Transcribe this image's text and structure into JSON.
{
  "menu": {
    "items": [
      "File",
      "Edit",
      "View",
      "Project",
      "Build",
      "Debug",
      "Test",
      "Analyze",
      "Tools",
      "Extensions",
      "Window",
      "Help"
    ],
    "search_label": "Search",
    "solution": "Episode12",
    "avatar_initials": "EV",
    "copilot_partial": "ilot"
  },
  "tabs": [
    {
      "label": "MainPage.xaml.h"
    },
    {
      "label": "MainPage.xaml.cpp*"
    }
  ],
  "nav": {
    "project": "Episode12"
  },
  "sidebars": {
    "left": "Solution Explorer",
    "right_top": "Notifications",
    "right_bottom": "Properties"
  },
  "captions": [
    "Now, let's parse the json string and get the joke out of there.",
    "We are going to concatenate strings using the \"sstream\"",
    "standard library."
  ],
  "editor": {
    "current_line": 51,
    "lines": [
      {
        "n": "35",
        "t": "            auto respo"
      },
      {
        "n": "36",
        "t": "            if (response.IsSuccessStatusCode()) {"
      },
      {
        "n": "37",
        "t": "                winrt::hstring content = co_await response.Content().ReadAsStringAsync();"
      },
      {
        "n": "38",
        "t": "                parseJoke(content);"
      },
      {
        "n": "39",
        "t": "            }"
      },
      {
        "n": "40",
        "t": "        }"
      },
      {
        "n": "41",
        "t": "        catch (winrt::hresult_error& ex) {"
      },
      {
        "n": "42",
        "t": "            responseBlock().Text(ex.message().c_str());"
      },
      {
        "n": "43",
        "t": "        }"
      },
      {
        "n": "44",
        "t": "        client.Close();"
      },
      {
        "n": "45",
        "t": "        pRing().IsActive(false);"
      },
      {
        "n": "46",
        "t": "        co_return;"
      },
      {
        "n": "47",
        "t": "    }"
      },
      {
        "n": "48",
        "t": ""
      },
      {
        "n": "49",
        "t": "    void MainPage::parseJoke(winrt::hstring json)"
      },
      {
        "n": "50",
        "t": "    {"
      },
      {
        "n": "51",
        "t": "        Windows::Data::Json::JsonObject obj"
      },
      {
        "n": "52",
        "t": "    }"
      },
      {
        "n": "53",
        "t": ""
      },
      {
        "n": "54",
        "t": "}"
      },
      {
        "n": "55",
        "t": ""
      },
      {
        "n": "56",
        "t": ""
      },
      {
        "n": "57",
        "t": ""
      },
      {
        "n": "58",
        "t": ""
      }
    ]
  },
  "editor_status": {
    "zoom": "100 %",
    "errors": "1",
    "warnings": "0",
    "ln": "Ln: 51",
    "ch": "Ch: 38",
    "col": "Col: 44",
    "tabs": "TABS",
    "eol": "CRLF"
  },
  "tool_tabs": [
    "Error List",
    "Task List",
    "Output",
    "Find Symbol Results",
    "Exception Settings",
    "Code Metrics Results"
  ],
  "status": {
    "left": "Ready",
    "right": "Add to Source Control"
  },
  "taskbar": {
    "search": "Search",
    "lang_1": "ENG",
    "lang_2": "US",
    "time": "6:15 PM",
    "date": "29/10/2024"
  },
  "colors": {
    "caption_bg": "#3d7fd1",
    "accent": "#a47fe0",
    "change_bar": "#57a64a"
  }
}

_ _ _ _ _

**STATED EXERCISE**
State how many lines include the string "parseJoke". Give no other information.

**OUTPUT OF THE TASK**
2